[Exercise]
Copy out the listing that follows, exact in every word, and skip the images.
--- Given entries ---
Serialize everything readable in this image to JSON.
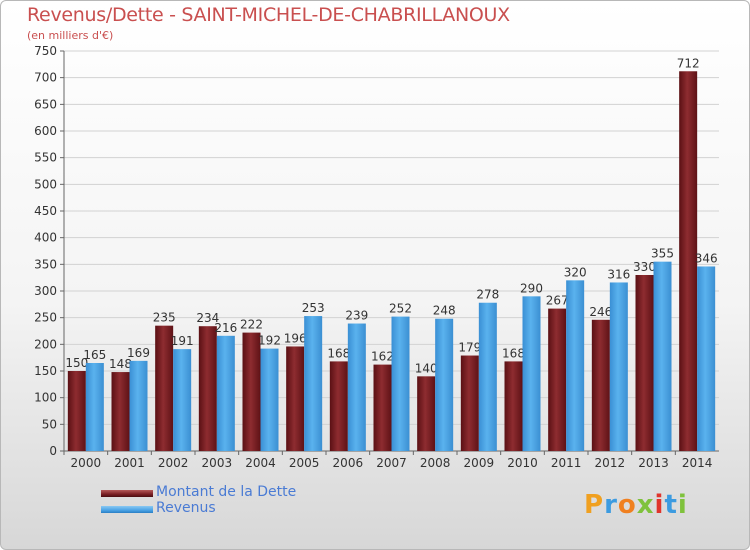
{
  "title": "Revenus/Dette - SAINT-MICHEL-DE-CHABRILLANOUX",
  "subtitle": "(en milliers d'€)",
  "legend": {
    "debt_label": "Montant de la Dette",
    "revenue_label": "Revenus"
  },
  "logo": {
    "letters": [
      "P",
      "r",
      "o",
      "x",
      "i",
      "t",
      "i"
    ],
    "colors": [
      "#f0a020",
      "#3c9be0",
      "#f08020",
      "#7fc23c",
      "#e0342c",
      "#3c9be0",
      "#7fc23c"
    ]
  },
  "colors": {
    "debt": "#7a1f24",
    "revenue": "#4aa3e6",
    "title": "#c94f4f",
    "legend_text": "#4a7bd4"
  },
  "chart_data": {
    "type": "bar",
    "categories": [
      "2000",
      "2001",
      "2002",
      "2003",
      "2004",
      "2005",
      "2006",
      "2007",
      "2008",
      "2009",
      "2010",
      "2011",
      "2012",
      "2013",
      "2014"
    ],
    "series": [
      {
        "name": "Montant de la Dette",
        "values": [
          150,
          148,
          235,
          234,
          222,
          196,
          168,
          162,
          140,
          179,
          168,
          267,
          246,
          330,
          712
        ]
      },
      {
        "name": "Revenus",
        "values": [
          165,
          169,
          191,
          216,
          192,
          253,
          239,
          252,
          248,
          278,
          290,
          320,
          316,
          355,
          346
        ]
      }
    ],
    "ylim": [
      0,
      750
    ],
    "yticks": [
      0,
      50,
      100,
      150,
      200,
      250,
      300,
      350,
      400,
      450,
      500,
      550,
      600,
      650,
      700,
      750
    ],
    "grid": true,
    "legend_position": "bottom-left"
  }
}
---
[Complete answer]
Serialize everything readable in this image to JSON.
{
  "title": "Revenus/Dette - SAINT-MICHEL-DE-CHABRILLANOUX",
  "subtitle": "(en milliers d'€)",
  "legend": {
    "debt_label": "Montant de la Dette",
    "revenue_label": "Revenus"
  },
  "logo": {
    "letters": [
      "P",
      "r",
      "o",
      "x",
      "i",
      "t",
      "i"
    ],
    "colors": [
      "#f0a020",
      "#3c9be0",
      "#f08020",
      "#7fc23c",
      "#e0342c",
      "#3c9be0",
      "#7fc23c"
    ]
  },
  "colors": {
    "debt": "#7a1f24",
    "revenue": "#4aa3e6",
    "title": "#c94f4f",
    "legend_text": "#4a7bd4"
  },
  "chart_data": {
    "type": "bar",
    "categories": [
      "2000",
      "2001",
      "2002",
      "2003",
      "2004",
      "2005",
      "2006",
      "2007",
      "2008",
      "2009",
      "2010",
      "2011",
      "2012",
      "2013",
      "2014"
    ],
    "series": [
      {
        "name": "Montant de la Dette",
        "values": [
          150,
          148,
          235,
          234,
          222,
          196,
          168,
          162,
          140,
          179,
          168,
          267,
          246,
          330,
          712
        ]
      },
      {
        "name": "Revenus",
        "values": [
          165,
          169,
          191,
          216,
          192,
          253,
          239,
          252,
          248,
          278,
          290,
          320,
          316,
          355,
          346
        ]
      }
    ],
    "ylim": [
      0,
      750
    ],
    "yticks": [
      0,
      50,
      100,
      150,
      200,
      250,
      300,
      350,
      400,
      450,
      500,
      550,
      600,
      650,
      700,
      750
    ],
    "grid": true,
    "legend_position": "bottom-left"
  }
}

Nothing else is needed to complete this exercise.